Challenge — Which lines in the material below contain the word "marker"? Copy each of them.

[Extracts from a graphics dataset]
— begin —
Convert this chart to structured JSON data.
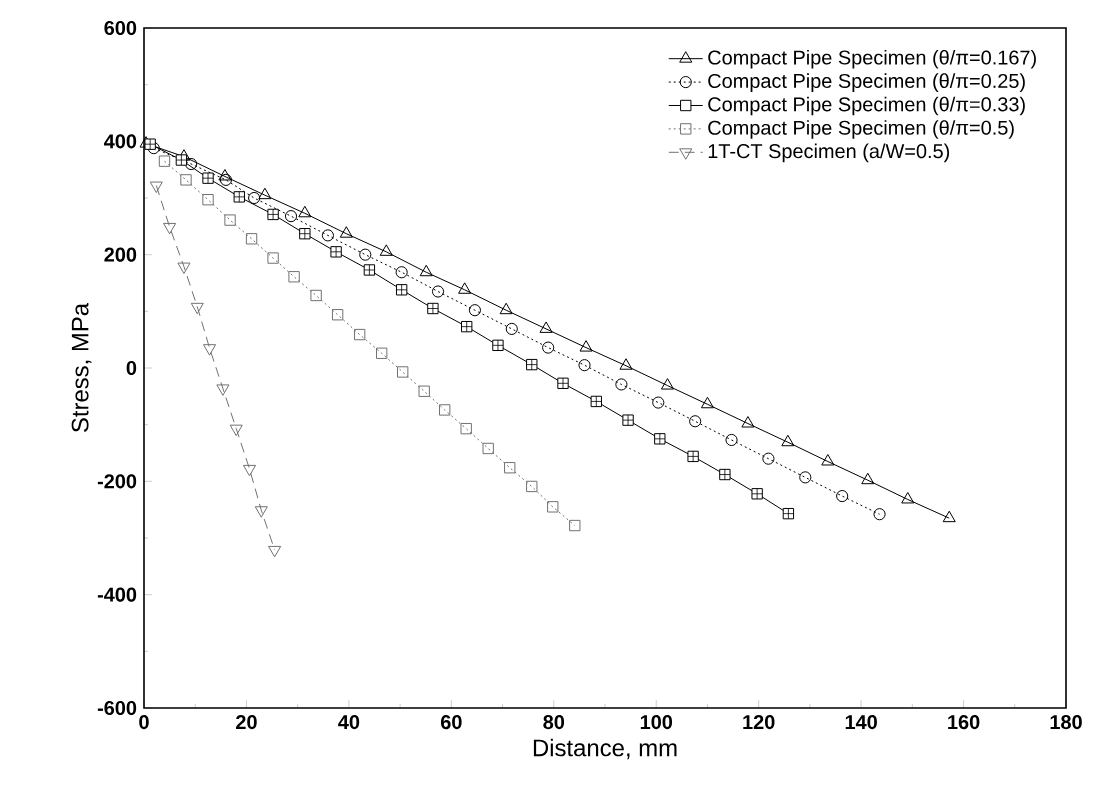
{
  "chart_data": {
    "type": "line",
    "xlabel": "Distance, mm",
    "ylabel": "Stress, MPa",
    "xlim": [
      0,
      180
    ],
    "ylim": [
      -600,
      600
    ],
    "xticks": [
      0,
      20,
      40,
      60,
      80,
      100,
      120,
      140,
      160,
      180
    ],
    "yticks": [
      -600,
      -400,
      -200,
      0,
      200,
      400,
      600
    ],
    "grid": false,
    "legend": "top right",
    "series": [
      {
        "name": "Compact Pipe Specimen (θ/π=0.167)",
        "color": "#000000",
        "marker": "triangle",
        "line_style": "solid",
        "x": [
          0.4,
          7.8,
          15.8,
          23.6,
          31.4,
          39.5,
          47.3,
          55.1,
          62.6,
          70.7,
          78.5,
          86.3,
          94.1,
          102.2,
          110,
          117.9,
          125.7,
          133.5,
          141.3,
          149.1,
          157.2
        ],
        "values": [
          396,
          373,
          338,
          305,
          273,
          237,
          205,
          169,
          138,
          102,
          69,
          36,
          4,
          -31,
          -64,
          -98,
          -131,
          -165,
          -198,
          -232,
          -265
        ]
      },
      {
        "name": "Compact Pipe Specimen (θ/π=0.25)",
        "color": "#000000",
        "marker": "circle",
        "line_style": "dotted",
        "x": [
          1.9,
          9.2,
          16.0,
          21.5,
          28.7,
          35.9,
          43.2,
          50.3,
          57.4,
          64.6,
          71.8,
          78.9,
          86.0,
          93.2,
          100.4,
          107.6,
          114.7,
          121.9,
          129.1,
          136.3,
          143.6
        ],
        "values": [
          388,
          360,
          332,
          300,
          268,
          234,
          200,
          169,
          135,
          102,
          69,
          36,
          5,
          -29,
          -61,
          -94,
          -127,
          -160,
          -193,
          -226,
          -258
        ]
      },
      {
        "name": "Compact Pipe Specimen (θ/π=0.33)",
        "color": "#000000",
        "marker": "square-cross",
        "line_style": "solid",
        "x": [
          1.2,
          7.3,
          12.5,
          18.6,
          25.2,
          31.4,
          37.5,
          44.0,
          50.3,
          56.4,
          63.0,
          69.1,
          75.7,
          81.8,
          88.3,
          94.5,
          100.7,
          107.2,
          113.4,
          119.7,
          125.8
        ],
        "values": [
          395,
          367,
          335,
          302,
          271,
          237,
          205,
          173,
          138,
          105,
          73,
          40,
          6,
          -27,
          -59,
          -92,
          -125,
          -156,
          -188,
          -222,
          -257
        ]
      },
      {
        "name": "Compact Pipe Specimen (θ/π=0.5)",
        "color": "#707070",
        "marker": "square",
        "line_style": "dotted",
        "x": [
          4.0,
          8.2,
          12.5,
          16.8,
          21.0,
          25.2,
          29.3,
          33.6,
          37.8,
          42.1,
          46.4,
          50.5,
          54.7,
          58.7,
          62.9,
          67.2,
          71.4,
          75.7,
          79.8,
          84.1
        ],
        "values": [
          365,
          332,
          297,
          261,
          228,
          194,
          161,
          128,
          94,
          59,
          26,
          -7,
          -41,
          -74,
          -107,
          -142,
          -176,
          -209,
          -245,
          -278
        ]
      },
      {
        "name": "1T-CT Specimen (a/W=0.5)",
        "color": "#707070",
        "marker": "triangle-down",
        "line_style": "dashed",
        "x": [
          2.4,
          5.0,
          7.8,
          10.4,
          12.8,
          15.4,
          18.0,
          20.6,
          22.9,
          25.5
        ],
        "values": [
          322,
          249,
          179,
          108,
          35,
          -36,
          -107,
          -178,
          -251,
          -321
        ]
      }
    ]
  }
}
— end —
Finished answer —
        "marker": "triangle",
        "marker": "circle",
        "marker": "square-cross",
        "marker": "square",
        "marker": "triangle-down",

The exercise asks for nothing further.